## START INFORMATION SUPPLIED

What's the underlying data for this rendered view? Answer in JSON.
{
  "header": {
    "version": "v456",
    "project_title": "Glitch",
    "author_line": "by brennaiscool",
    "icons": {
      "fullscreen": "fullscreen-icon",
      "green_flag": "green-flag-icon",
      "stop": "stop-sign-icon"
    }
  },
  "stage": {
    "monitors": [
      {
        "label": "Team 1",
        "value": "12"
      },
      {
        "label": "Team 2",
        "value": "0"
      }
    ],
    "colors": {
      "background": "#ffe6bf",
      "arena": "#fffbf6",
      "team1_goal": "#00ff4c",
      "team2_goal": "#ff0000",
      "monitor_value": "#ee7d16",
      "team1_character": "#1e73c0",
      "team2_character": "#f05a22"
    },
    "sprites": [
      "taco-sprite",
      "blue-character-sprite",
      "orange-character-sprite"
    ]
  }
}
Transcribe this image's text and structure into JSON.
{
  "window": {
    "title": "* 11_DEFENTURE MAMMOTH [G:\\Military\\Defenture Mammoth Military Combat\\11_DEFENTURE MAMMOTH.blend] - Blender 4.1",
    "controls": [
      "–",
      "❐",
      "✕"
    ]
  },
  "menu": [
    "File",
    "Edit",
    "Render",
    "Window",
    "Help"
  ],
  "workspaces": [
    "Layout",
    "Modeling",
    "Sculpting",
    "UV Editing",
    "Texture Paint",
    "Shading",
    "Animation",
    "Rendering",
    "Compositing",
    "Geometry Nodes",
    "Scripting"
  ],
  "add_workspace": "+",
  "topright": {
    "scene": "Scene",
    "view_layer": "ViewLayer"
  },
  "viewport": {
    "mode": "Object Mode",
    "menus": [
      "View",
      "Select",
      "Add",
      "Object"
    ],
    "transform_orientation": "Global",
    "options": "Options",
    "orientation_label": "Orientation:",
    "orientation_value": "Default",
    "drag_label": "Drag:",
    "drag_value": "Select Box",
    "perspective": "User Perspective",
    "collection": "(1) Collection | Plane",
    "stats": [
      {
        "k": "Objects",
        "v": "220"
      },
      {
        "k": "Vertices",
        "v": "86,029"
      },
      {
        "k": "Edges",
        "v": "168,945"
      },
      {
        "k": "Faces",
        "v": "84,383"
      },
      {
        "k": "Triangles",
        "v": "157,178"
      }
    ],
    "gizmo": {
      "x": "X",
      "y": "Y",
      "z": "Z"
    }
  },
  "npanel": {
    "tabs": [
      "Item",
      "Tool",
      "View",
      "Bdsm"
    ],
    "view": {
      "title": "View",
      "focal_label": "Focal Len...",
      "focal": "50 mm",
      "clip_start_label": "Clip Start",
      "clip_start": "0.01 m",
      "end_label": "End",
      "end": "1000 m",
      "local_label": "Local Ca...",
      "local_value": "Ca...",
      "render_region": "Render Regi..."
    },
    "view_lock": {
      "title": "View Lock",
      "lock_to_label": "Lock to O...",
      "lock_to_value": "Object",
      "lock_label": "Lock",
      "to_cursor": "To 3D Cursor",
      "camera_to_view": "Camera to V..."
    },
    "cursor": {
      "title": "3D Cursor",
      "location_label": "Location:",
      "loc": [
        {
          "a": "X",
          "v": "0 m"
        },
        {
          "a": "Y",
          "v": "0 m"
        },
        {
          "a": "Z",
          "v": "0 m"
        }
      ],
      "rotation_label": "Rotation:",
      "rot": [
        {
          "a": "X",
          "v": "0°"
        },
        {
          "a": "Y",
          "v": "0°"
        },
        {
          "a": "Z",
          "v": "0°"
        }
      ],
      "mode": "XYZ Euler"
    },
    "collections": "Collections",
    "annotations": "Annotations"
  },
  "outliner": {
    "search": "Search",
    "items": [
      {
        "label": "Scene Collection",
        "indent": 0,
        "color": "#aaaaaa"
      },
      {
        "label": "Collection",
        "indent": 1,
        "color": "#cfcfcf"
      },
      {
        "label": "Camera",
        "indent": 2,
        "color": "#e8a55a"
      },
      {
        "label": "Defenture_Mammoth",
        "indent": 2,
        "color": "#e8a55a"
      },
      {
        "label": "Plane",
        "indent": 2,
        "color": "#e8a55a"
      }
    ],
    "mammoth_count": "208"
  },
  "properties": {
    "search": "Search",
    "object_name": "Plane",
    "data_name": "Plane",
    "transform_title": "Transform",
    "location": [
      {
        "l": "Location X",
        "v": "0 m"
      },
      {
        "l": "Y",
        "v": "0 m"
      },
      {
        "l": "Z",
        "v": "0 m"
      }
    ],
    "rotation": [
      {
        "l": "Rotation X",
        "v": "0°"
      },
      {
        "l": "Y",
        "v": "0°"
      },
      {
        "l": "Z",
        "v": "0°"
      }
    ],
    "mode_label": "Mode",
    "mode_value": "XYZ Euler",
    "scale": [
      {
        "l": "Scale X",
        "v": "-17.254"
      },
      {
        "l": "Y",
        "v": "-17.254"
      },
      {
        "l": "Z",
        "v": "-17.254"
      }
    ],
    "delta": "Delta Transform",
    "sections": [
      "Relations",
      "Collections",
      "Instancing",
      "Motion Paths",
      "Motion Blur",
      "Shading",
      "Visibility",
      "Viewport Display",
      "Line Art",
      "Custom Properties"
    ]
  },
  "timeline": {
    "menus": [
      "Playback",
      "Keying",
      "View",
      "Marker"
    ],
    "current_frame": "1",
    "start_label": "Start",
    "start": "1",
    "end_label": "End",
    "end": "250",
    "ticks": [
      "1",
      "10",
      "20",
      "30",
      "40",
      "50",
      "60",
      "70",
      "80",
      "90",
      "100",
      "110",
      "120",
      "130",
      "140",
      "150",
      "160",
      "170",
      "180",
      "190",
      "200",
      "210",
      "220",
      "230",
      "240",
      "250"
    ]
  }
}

## END INFORMATION SUPPLIED

- WHAT THE TASK ASKS: Retype the listing exactly, in full.

- OUTPUT OF THE TASK:
What's the underlying data for this rendered view? Answer in JSON.
{
  "header": {
    "version": "v456",
    "project_title": "Glitch",
    "author_line": "by brennaiscool",
    "icons": {
      "fullscreen": "fullscreen-icon",
      "green_flag": "green-flag-icon",
      "stop": "stop-sign-icon"
    }
  },
  "stage": {
    "monitors": [
      {
        "label": "Team 1",
        "value": "12"
      },
      {
        "label": "Team 2",
        "value": "0"
      }
    ],
    "colors": {
      "background": "#ffe6bf",
      "arena": "#fffbf6",
      "team1_goal": "#00ff4c",
      "team2_goal": "#ff0000",
      "monitor_value": "#ee7d16",
      "team1_character": "#1e73c0",
      "team2_character": "#f05a22"
    },
    "sprites": [
      "taco-sprite",
      "blue-character-sprite",
      "orange-character-sprite"
    ]
  }
}
Transcribe this image's text and structure into JSON.
{
  "window": {
    "title": "* 11_DEFENTURE MAMMOTH [G:\\Military\\Defenture Mammoth Military Combat\\11_DEFENTURE MAMMOTH.blend] - Blender 4.1",
    "controls": [
      "–",
      "❐",
      "✕"
    ]
  },
  "menu": [
    "File",
    "Edit",
    "Render",
    "Window",
    "Help"
  ],
  "workspaces": [
    "Layout",
    "Modeling",
    "Sculpting",
    "UV Editing",
    "Texture Paint",
    "Shading",
    "Animation",
    "Rendering",
    "Compositing",
    "Geometry Nodes",
    "Scripting"
  ],
  "add_workspace": "+",
  "topright": {
    "scene": "Scene",
    "view_layer": "ViewLayer"
  },
  "viewport": {
    "mode": "Object Mode",
    "menus": [
      "View",
      "Select",
      "Add",
      "Object"
    ],
    "transform_orientation": "Global",
    "options": "Options",
    "orientation_label": "Orientation:",
    "orientation_value": "Default",
    "drag_label": "Drag:",
    "drag_value": "Select Box",
    "perspective": "User Perspective",
    "collection": "(1) Collection | Plane",
    "stats": [
      {
        "k": "Objects",
        "v": "220"
      },
      {
        "k": "Vertices",
        "v": "86,029"
      },
      {
        "k": "Edges",
        "v": "168,945"
      },
      {
        "k": "Faces",
        "v": "84,383"
      },
      {
        "k": "Triangles",
        "v": "157,178"
      }
    ],
    "gizmo": {
      "x": "X",
      "y": "Y",
      "z": "Z"
    }
  },
  "npanel": {
    "tabs": [
      "Item",
      "Tool",
      "View",
      "Bdsm"
    ],
    "view": {
      "title": "View",
      "focal_label": "Focal Len...",
      "focal": "50 mm",
      "clip_start_label": "Clip Start",
      "clip_start": "0.01 m",
      "end_label": "End",
      "end": "1000 m",
      "local_label": "Local Ca...",
      "local_value": "Ca...",
      "render_region": "Render Regi..."
    },
    "view_lock": {
      "title": "View Lock",
      "lock_to_label": "Lock to O...",
      "lock_to_value": "Object",
      "lock_label": "Lock",
      "to_cursor": "To 3D Cursor",
      "camera_to_view": "Camera to V..."
    },
    "cursor": {
      "title": "3D Cursor",
      "location_label": "Location:",
      "loc": [
        {
          "a": "X",
          "v": "0 m"
        },
        {
          "a": "Y",
          "v": "0 m"
        },
        {
          "a": "Z",
          "v": "0 m"
        }
      ],
      "rotation_label": "Rotation:",
      "rot": [
        {
          "a": "X",
          "v": "0°"
        },
        {
          "a": "Y",
          "v": "0°"
        },
        {
          "a": "Z",
          "v": "0°"
        }
      ],
      "mode": "XYZ Euler"
    },
    "collections": "Collections",
    "annotations": "Annotations"
  },
  "outliner": {
    "search": "Search",
    "items": [
      {
        "label": "Scene Collection",
        "indent": 0,
        "color": "#aaaaaa"
      },
      {
        "label": "Collection",
        "indent": 1,
        "color": "#cfcfcf"
      },
      {
        "label": "Camera",
        "indent": 2,
        "color": "#e8a55a"
      },
      {
        "label": "Defenture_Mammoth",
        "indent": 2,
        "color": "#e8a55a"
      },
      {
        "label": "Plane",
        "indent": 2,
        "color": "#e8a55a"
      }
    ],
    "mammoth_count": "208"
  },
  "properties": {
    "search": "Search",
    "object_name": "Plane",
    "data_name": "Plane",
    "transform_title": "Transform",
    "location": [
      {
        "l": "Location X",
        "v": "0 m"
      },
      {
        "l": "Y",
        "v": "0 m"
      },
      {
        "l": "Z",
        "v": "0 m"
      }
    ],
    "rotation": [
      {
        "l": "Rotation X",
        "v": "0°"
      },
      {
        "l": "Y",
        "v": "0°"
      },
      {
        "l": "Z",
        "v": "0°"
      }
    ],
    "mode_label": "Mode",
    "mode_value": "XYZ Euler",
    "scale": [
      {
        "l": "Scale X",
        "v": "-17.254"
      },
      {
        "l": "Y",
        "v": "-17.254"
      },
      {
        "l": "Z",
        "v": "-17.254"
      }
    ],
    "delta": "Delta Transform",
    "sections": [
      "Relations",
      "Collections",
      "Instancing",
      "Motion Paths",
      "Motion Blur",
      "Shading",
      "Visibility",
      "Viewport Display",
      "Line Art",
      "Custom Properties"
    ]
  },
  "timeline": {
    "menus": [
      "Playback",
      "Keying",
      "View",
      "Marker"
    ],
    "current_frame": "1",
    "start_label": "Start",
    "start": "1",
    "end_label": "End",
    "end": "250",
    "ticks": [
      "1",
      "10",
      "20",
      "30",
      "40",
      "50",
      "60",
      "70",
      "80",
      "90",
      "100",
      "110",
      "120",
      "130",
      "140",
      "150",
      "160",
      "170",
      "180",
      "190",
      "200",
      "210",
      "220",
      "230",
      "240",
      "250"
    ]
  }
}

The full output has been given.